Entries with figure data
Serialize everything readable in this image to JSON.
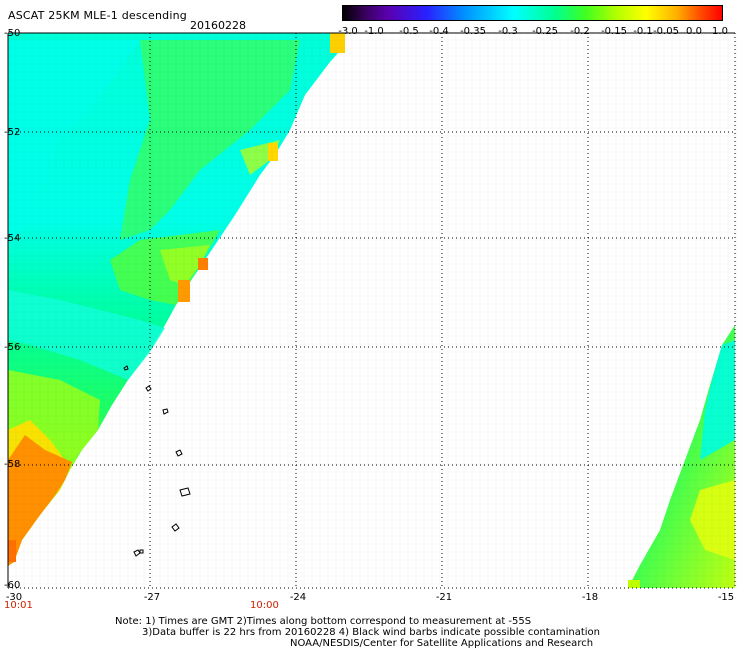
{
  "header": {
    "title": "ASCAT 25KM MLE-1 descending",
    "date": "20160228"
  },
  "colorbar": {
    "labels": [
      "-3.0",
      "-1.0",
      "-0.5",
      "-0.4",
      "-0.35",
      "-0.3",
      "-0.25",
      "-0.2",
      "-0.15",
      "-0.1",
      "-0.05",
      "0.0",
      "1.0"
    ]
  },
  "axes": {
    "lat_labels": [
      "-50",
      "-52",
      "-54",
      "-56",
      "-58",
      "-60"
    ],
    "lon_labels": [
      "-30",
      "-27",
      "-24",
      "-21",
      "-18",
      "-15"
    ],
    "time_labels": [
      "10:01",
      "10:00"
    ]
  },
  "notes": {
    "line1": "Note: 1) Times are GMT 2)Times along bottom correspond to measurement at -55S",
    "line2": "3)Data buffer is 22 hrs from 20160228 4) Black wind barbs indicate possible contamination",
    "line3": "NOAA/NESDIS/Center for Satellite Applications and Research"
  },
  "colors": {
    "cyan": "#00ffe0",
    "green": "#00ff80",
    "yellow_green": "#80ff00",
    "yellow": "#ffff00",
    "orange": "#ff8c00"
  }
}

▶ [Exercise prompt]: Transcribe the entries above verbatim, omitting their pictures.

▶ [Answer below]:
Serialize everything readable in this image to JSON.
{
  "header": {
    "title": "ASCAT 25KM MLE-1 descending",
    "date": "20160228"
  },
  "colorbar": {
    "labels": [
      "-3.0",
      "-1.0",
      "-0.5",
      "-0.4",
      "-0.35",
      "-0.3",
      "-0.25",
      "-0.2",
      "-0.15",
      "-0.1",
      "-0.05",
      "0.0",
      "1.0"
    ]
  },
  "axes": {
    "lat_labels": [
      "-50",
      "-52",
      "-54",
      "-56",
      "-58",
      "-60"
    ],
    "lon_labels": [
      "-30",
      "-27",
      "-24",
      "-21",
      "-18",
      "-15"
    ],
    "time_labels": [
      "10:01",
      "10:00"
    ]
  },
  "notes": {
    "line1": "Note: 1) Times are GMT 2)Times along bottom correspond to measurement at -55S",
    "line2": "3)Data buffer is 22 hrs from 20160228 4) Black wind barbs indicate possible contamination",
    "line3": "NOAA/NESDIS/Center for Satellite Applications and Research"
  },
  "colors": {
    "cyan": "#00ffe0",
    "green": "#00ff80",
    "yellow_green": "#80ff00",
    "yellow": "#ffff00",
    "orange": "#ff8c00"
  }
}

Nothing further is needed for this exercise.